== Material provided ==

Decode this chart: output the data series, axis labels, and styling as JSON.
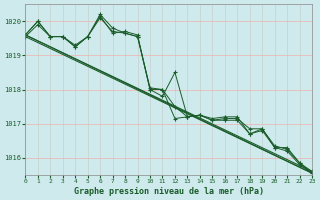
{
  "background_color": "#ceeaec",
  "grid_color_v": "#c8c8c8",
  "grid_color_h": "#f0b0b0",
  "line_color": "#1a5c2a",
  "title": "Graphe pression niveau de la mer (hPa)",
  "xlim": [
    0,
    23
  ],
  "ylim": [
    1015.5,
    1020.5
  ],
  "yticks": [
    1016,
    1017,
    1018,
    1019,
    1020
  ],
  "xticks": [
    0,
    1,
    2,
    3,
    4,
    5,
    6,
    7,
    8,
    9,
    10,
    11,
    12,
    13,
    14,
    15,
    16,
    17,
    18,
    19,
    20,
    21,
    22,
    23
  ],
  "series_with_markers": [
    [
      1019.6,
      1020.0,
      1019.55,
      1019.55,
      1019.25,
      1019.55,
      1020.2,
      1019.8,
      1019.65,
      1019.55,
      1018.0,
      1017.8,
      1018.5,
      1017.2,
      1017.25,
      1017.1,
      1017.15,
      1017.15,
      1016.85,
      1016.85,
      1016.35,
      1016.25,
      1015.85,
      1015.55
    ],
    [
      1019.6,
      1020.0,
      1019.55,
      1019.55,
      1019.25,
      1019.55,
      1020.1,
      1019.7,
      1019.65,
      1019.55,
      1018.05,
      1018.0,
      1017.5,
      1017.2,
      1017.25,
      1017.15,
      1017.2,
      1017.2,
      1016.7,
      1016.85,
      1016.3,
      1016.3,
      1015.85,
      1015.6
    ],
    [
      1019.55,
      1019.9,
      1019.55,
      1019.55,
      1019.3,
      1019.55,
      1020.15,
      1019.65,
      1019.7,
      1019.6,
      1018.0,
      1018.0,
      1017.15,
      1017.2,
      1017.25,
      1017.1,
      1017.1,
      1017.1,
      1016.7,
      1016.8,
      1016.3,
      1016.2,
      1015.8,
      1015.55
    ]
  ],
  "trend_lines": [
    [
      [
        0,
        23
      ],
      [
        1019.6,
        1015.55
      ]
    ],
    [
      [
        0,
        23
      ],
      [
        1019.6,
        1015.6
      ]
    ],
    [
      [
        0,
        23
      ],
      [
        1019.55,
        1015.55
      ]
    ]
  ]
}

===

All of the lines above should be printed exactly, minus the pictures.

Decode this chart: output the data series, axis labels, and styling as JSON.
{
  "background_color": "#ceeaec",
  "grid_color_v": "#c8c8c8",
  "grid_color_h": "#f0b0b0",
  "line_color": "#1a5c2a",
  "title": "Graphe pression niveau de la mer (hPa)",
  "xlim": [
    0,
    23
  ],
  "ylim": [
    1015.5,
    1020.5
  ],
  "yticks": [
    1016,
    1017,
    1018,
    1019,
    1020
  ],
  "xticks": [
    0,
    1,
    2,
    3,
    4,
    5,
    6,
    7,
    8,
    9,
    10,
    11,
    12,
    13,
    14,
    15,
    16,
    17,
    18,
    19,
    20,
    21,
    22,
    23
  ],
  "series_with_markers": [
    [
      1019.6,
      1020.0,
      1019.55,
      1019.55,
      1019.25,
      1019.55,
      1020.2,
      1019.8,
      1019.65,
      1019.55,
      1018.0,
      1017.8,
      1018.5,
      1017.2,
      1017.25,
      1017.1,
      1017.15,
      1017.15,
      1016.85,
      1016.85,
      1016.35,
      1016.25,
      1015.85,
      1015.55
    ],
    [
      1019.6,
      1020.0,
      1019.55,
      1019.55,
      1019.25,
      1019.55,
      1020.1,
      1019.7,
      1019.65,
      1019.55,
      1018.05,
      1018.0,
      1017.5,
      1017.2,
      1017.25,
      1017.15,
      1017.2,
      1017.2,
      1016.7,
      1016.85,
      1016.3,
      1016.3,
      1015.85,
      1015.6
    ],
    [
      1019.55,
      1019.9,
      1019.55,
      1019.55,
      1019.3,
      1019.55,
      1020.15,
      1019.65,
      1019.7,
      1019.6,
      1018.0,
      1018.0,
      1017.15,
      1017.2,
      1017.25,
      1017.1,
      1017.1,
      1017.1,
      1016.7,
      1016.8,
      1016.3,
      1016.2,
      1015.8,
      1015.55
    ]
  ],
  "trend_lines": [
    [
      [
        0,
        23
      ],
      [
        1019.6,
        1015.55
      ]
    ],
    [
      [
        0,
        23
      ],
      [
        1019.6,
        1015.6
      ]
    ],
    [
      [
        0,
        23
      ],
      [
        1019.55,
        1015.55
      ]
    ]
  ]
}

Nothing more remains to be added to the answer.